■ GIVEN INSTRUCTION ■
Can you write out the whole listing exactly?

■ INFORMATION GIVEN ■
"""

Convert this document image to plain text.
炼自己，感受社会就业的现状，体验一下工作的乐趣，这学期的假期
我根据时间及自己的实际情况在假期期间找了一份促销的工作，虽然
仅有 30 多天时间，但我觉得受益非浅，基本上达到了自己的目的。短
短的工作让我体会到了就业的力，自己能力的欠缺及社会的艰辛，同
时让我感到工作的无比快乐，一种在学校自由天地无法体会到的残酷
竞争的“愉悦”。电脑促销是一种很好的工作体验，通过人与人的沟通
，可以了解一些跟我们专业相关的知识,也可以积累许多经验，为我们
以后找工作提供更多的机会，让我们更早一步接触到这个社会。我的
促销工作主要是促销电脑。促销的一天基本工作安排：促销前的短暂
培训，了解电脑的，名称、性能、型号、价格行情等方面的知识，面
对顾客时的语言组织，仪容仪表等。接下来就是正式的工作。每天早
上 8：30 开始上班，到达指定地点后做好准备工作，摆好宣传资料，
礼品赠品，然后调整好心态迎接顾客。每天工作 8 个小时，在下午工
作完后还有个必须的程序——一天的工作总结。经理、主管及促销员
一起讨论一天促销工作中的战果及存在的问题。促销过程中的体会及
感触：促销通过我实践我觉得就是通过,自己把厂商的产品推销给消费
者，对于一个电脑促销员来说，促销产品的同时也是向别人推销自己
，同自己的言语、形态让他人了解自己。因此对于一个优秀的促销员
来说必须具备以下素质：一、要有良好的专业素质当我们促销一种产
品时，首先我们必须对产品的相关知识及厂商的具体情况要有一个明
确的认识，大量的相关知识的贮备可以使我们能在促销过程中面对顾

"""

■ EXPECTED ANSWER ■
Convert this document image to plain text.
炼自己，感受社会就业的现状，体验一下工作的乐趣，这学期的假期
我根据时间及自己的实际情况在假期期间找了一份促销的工作，虽然
仅有 30 多天时间，但我觉得受益非浅，基本上达到了自己的目的。短
短的工作让我体会到了就业的力，自己能力的欠缺及社会的艰辛，同
时让我感到工作的无比快乐，一种在学校自由天地无法体会到的残酷
竞争的“愉悦”。电脑促销是一种很好的工作体验，通过人与人的沟通
，可以了解一些跟我们专业相关的知识,也可以积累许多经验，为我们
以后找工作提供更多的机会，让我们更早一步接触到这个社会。我的
促销工作主要是促销电脑。促销的一天基本工作安排：促销前的短暂
培训，了解电脑的，名称、性能、型号、价格行情等方面的知识，面
对顾客时的语言组织，仪容仪表等。接下来就是正式的工作。每天早
上 8：30 开始上班，到达指定地点后做好准备工作，摆好宣传资料，
礼品赠品，然后调整好心态迎接顾客。每天工作 8 个小时，在下午工
作完后还有个必须的程序——一天的工作总结。经理、主管及促销员
一起讨论一天促销工作中的战果及存在的问题。促销过程中的体会及
感触：促销通过我实践我觉得就是通过,自己把厂商的产品推销给消费
者，对于一个电脑促销员来说，促销产品的同时也是向别人推销自己
，同自己的言语、形态让他人了解自己。因此对于一个优秀的促销员
来说必须具备以下素质：一、要有良好的专业素质当我们促销一种产
品时，首先我们必须对产品的相关知识及厂商的具体情况要有一个明
确的认识，大量的相关知识的贮备可以使我们能在促销过程中面对顾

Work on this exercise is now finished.